= STATED TASK =
Below are some entries. Copy each line that holds the string "status".

= RECORDS PROVIDED =
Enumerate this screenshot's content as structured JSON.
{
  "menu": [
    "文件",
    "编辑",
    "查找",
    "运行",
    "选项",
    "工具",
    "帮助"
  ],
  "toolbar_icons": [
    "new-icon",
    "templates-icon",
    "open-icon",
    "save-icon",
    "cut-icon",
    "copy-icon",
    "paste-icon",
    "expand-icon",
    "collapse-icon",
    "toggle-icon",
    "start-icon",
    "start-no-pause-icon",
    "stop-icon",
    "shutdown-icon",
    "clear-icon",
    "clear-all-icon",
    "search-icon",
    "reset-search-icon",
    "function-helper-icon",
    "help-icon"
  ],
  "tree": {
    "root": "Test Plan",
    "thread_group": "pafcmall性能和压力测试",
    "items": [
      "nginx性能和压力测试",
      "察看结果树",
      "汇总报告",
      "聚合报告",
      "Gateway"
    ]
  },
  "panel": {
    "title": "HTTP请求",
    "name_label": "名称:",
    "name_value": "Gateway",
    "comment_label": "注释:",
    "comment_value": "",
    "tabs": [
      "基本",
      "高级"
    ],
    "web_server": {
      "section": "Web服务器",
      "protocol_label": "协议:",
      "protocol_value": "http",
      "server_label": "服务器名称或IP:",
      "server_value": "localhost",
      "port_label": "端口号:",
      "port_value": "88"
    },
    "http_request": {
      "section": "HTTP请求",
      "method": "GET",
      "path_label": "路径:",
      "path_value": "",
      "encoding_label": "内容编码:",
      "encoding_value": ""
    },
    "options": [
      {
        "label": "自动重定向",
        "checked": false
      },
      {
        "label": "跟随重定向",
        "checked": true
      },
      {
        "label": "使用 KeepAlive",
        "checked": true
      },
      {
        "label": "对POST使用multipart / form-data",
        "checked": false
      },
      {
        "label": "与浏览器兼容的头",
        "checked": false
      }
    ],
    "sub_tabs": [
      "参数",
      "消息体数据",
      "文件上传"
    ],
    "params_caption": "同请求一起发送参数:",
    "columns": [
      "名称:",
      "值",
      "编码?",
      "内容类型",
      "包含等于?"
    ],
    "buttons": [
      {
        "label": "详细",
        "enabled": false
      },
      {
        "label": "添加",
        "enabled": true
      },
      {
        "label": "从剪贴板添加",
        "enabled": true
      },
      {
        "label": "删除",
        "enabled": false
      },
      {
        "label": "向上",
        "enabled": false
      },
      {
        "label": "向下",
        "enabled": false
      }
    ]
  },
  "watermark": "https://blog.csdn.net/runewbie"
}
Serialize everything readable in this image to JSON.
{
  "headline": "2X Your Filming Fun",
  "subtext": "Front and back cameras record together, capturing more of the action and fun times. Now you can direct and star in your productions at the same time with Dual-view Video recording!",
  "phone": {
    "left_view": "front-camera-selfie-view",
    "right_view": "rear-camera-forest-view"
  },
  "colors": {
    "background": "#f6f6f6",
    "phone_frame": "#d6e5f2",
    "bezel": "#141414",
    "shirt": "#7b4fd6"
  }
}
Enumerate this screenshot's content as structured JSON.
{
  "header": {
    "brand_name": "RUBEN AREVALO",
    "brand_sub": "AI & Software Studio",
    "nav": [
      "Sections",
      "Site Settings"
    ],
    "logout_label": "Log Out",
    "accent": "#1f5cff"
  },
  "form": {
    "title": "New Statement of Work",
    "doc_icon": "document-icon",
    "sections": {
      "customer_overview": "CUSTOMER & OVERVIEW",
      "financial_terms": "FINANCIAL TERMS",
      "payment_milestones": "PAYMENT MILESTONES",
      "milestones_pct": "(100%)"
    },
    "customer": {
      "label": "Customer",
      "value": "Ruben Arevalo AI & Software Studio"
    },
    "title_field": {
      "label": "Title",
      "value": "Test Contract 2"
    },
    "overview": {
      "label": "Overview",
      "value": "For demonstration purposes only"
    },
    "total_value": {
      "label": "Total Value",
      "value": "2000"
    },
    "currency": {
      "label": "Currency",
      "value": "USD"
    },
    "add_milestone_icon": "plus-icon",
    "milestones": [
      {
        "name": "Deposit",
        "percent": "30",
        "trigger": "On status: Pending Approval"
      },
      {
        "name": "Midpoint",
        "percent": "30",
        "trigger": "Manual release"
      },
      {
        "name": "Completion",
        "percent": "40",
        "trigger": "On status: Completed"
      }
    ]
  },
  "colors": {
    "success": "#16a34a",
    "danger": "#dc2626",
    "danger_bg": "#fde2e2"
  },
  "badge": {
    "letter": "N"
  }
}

= RESULT FOR THIS EXERCISE =
        "trigger": "On status: Pending Approval"
        "trigger": "On status: Completed"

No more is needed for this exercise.